### Given records ###

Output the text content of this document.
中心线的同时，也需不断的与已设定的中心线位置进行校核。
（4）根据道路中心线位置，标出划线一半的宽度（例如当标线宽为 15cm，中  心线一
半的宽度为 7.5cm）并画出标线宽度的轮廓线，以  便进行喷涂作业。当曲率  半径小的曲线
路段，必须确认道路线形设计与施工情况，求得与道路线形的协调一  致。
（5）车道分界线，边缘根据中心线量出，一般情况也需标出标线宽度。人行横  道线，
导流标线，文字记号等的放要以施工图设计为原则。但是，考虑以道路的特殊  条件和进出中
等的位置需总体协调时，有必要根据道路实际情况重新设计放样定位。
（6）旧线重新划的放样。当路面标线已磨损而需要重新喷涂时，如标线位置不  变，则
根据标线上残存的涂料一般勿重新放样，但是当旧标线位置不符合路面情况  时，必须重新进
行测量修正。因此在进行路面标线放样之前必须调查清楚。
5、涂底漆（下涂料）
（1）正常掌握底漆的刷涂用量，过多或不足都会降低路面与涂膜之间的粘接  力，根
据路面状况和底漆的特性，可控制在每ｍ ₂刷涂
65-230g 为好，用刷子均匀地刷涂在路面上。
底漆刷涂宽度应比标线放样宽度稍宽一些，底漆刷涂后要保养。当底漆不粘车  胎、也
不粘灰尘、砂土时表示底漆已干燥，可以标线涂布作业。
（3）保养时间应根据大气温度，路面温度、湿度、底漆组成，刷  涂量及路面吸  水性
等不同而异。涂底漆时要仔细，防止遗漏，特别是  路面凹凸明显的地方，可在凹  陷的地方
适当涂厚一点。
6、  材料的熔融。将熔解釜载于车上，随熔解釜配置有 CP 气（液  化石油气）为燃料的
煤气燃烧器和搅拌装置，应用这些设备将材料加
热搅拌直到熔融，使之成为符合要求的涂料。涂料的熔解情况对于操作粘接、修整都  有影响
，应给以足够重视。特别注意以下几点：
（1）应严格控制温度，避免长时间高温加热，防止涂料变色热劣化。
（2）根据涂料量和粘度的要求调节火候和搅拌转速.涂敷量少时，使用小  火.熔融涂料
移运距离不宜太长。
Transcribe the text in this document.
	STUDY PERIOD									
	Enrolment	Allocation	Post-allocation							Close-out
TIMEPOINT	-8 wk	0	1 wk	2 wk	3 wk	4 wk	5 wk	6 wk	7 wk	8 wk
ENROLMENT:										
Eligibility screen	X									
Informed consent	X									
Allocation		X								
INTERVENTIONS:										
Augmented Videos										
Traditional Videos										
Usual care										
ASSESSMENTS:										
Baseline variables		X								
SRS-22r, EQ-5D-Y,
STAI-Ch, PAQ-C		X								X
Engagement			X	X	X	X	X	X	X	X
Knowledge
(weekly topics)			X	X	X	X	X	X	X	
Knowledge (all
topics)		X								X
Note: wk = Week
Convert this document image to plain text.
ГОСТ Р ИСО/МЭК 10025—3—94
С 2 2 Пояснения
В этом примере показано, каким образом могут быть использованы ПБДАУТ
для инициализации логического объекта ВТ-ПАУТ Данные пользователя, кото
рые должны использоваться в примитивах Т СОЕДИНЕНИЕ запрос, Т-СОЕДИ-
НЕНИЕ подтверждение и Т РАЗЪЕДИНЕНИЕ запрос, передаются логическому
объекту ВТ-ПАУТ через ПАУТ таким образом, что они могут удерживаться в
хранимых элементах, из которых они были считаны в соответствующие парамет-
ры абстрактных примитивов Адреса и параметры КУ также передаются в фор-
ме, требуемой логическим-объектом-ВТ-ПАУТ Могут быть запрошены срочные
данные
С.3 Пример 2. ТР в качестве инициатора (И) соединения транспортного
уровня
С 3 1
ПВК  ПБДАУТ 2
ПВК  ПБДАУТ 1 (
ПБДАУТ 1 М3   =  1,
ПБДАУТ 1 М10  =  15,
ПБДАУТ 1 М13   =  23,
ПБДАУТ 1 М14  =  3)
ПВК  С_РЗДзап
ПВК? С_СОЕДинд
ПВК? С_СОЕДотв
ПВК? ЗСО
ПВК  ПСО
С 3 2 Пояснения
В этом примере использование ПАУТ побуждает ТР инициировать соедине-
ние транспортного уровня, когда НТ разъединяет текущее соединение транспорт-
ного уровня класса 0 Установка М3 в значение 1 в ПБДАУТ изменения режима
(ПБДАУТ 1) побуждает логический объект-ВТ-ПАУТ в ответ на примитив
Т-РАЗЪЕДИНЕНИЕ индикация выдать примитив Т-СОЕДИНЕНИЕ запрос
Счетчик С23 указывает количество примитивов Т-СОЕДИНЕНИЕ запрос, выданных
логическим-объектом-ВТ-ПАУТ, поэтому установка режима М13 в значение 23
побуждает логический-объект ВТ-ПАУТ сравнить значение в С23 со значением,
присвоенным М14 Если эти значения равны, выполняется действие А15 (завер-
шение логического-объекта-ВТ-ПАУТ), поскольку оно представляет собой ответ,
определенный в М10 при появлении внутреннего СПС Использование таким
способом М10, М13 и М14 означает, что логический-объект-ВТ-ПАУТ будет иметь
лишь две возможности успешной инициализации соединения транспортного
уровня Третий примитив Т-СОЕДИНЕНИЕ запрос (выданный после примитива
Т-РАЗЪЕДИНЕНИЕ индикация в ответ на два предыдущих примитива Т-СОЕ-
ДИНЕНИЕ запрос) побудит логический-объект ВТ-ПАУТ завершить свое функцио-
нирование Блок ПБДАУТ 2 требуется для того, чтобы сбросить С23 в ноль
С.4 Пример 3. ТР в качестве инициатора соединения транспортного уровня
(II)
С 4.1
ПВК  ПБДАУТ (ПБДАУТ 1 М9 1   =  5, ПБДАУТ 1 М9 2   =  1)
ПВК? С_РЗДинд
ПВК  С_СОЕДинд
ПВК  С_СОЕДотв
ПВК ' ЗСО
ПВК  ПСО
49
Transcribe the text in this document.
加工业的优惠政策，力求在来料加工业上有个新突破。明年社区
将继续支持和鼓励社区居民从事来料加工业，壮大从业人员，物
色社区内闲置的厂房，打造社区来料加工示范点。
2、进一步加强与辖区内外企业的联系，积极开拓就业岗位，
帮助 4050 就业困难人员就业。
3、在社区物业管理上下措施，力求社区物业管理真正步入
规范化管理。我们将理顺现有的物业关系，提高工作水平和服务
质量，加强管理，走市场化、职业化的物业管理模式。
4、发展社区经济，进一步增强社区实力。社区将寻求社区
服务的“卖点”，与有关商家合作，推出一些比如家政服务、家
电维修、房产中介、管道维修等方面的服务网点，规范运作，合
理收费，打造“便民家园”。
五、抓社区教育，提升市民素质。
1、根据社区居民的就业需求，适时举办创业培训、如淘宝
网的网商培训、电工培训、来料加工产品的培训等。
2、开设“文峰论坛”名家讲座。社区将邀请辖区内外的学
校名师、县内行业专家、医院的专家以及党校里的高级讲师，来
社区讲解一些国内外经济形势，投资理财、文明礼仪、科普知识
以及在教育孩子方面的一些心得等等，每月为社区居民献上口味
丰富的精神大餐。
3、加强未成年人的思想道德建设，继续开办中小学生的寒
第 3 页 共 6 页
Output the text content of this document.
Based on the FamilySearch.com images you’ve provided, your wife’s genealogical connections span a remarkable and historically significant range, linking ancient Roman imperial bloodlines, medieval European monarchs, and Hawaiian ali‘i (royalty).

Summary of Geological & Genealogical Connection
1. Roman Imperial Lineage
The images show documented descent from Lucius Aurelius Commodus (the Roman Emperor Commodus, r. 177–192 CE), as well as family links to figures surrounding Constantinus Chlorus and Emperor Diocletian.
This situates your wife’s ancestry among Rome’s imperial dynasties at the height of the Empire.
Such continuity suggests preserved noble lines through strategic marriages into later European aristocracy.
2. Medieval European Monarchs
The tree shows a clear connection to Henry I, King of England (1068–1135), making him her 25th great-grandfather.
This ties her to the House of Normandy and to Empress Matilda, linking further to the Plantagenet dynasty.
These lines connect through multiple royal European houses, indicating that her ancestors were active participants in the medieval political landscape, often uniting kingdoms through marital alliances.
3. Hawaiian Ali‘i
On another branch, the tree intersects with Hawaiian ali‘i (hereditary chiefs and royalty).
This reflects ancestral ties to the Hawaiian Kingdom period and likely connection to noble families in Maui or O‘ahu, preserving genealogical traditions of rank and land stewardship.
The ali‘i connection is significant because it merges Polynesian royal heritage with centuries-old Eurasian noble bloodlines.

###

> [Goal]:
Locate the lines above that contain "wife" and copy them.

> [Exercise result]:
Based on the FamilySearch.com images you’ve provided, your wife’s genealogical connections span a remarkable and historically significant range, linking ancient Roman imperial bloodlines, medieval European monarchs, and Hawaiian ali‘i (royalty).
This situates your wife’s ancestry among Rome’s imperial dynasties at the height of the Empire.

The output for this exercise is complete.